## WORK INSTRUCTIONS
Find the lines holding "this" and copy them.
---
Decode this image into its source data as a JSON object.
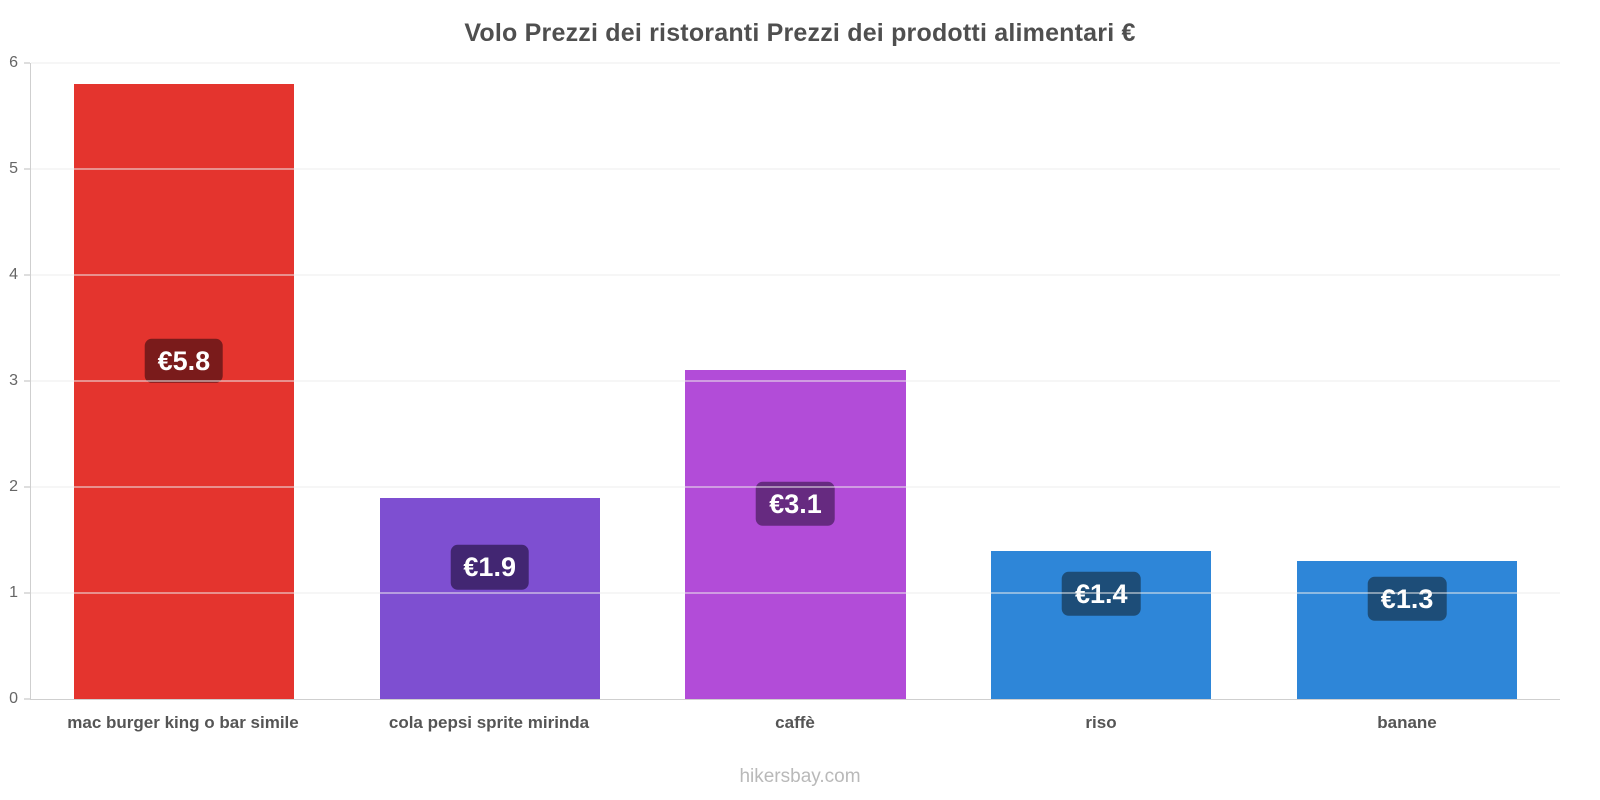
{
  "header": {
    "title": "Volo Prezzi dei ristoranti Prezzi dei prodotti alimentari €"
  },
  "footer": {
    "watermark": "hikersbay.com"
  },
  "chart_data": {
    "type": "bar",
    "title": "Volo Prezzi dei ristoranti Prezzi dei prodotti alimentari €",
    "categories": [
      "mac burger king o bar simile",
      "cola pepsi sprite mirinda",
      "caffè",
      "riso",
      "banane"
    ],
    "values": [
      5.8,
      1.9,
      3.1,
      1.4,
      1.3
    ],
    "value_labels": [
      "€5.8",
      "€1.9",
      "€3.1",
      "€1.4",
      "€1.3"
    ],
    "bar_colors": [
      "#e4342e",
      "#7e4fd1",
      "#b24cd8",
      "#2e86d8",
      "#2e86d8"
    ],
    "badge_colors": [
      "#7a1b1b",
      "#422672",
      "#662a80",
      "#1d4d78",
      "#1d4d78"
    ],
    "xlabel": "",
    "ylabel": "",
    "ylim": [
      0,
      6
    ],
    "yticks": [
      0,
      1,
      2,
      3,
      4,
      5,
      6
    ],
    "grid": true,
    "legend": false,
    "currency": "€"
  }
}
---
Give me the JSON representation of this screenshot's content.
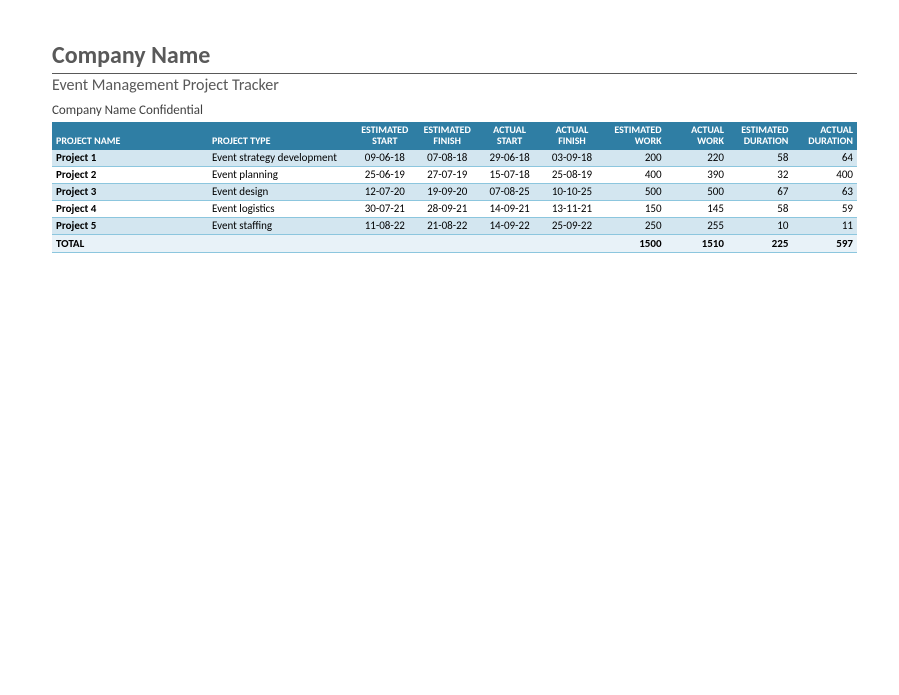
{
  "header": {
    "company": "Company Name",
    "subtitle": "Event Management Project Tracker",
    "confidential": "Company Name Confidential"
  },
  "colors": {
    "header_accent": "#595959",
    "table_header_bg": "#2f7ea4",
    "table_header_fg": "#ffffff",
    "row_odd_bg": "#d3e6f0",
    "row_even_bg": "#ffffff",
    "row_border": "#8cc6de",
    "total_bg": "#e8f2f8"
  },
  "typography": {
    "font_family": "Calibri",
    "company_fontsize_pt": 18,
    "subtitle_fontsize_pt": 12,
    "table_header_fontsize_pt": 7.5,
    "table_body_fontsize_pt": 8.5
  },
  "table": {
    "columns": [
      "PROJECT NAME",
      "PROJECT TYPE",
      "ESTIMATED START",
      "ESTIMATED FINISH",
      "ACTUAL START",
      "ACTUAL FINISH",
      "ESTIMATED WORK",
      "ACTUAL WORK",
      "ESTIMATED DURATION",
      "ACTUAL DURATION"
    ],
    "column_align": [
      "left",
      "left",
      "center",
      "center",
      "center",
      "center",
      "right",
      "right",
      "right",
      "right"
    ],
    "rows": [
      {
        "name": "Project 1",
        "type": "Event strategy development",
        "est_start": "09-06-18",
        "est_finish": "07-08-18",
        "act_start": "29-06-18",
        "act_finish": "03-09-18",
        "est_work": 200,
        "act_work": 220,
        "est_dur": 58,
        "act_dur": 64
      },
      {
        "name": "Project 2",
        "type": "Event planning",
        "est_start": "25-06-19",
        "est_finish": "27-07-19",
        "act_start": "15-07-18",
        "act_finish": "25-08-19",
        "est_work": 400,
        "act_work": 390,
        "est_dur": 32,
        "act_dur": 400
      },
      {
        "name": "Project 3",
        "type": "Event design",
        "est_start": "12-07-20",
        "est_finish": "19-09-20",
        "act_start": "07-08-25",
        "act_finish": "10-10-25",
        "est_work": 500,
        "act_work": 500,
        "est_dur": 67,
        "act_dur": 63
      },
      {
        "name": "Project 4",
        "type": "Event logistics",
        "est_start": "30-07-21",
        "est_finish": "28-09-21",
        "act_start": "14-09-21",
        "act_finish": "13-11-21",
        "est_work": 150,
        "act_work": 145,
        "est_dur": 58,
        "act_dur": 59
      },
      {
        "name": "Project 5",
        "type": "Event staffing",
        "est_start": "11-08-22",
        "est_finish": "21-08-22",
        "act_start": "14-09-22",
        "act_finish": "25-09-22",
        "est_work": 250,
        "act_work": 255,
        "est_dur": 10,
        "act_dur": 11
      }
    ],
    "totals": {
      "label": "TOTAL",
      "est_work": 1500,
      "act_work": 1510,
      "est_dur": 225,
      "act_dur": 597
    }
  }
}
---
## WRITTEN RESPONSE
Decode this image into its source data as a JSON object.
Give me the JSON representation of this screenshot's content.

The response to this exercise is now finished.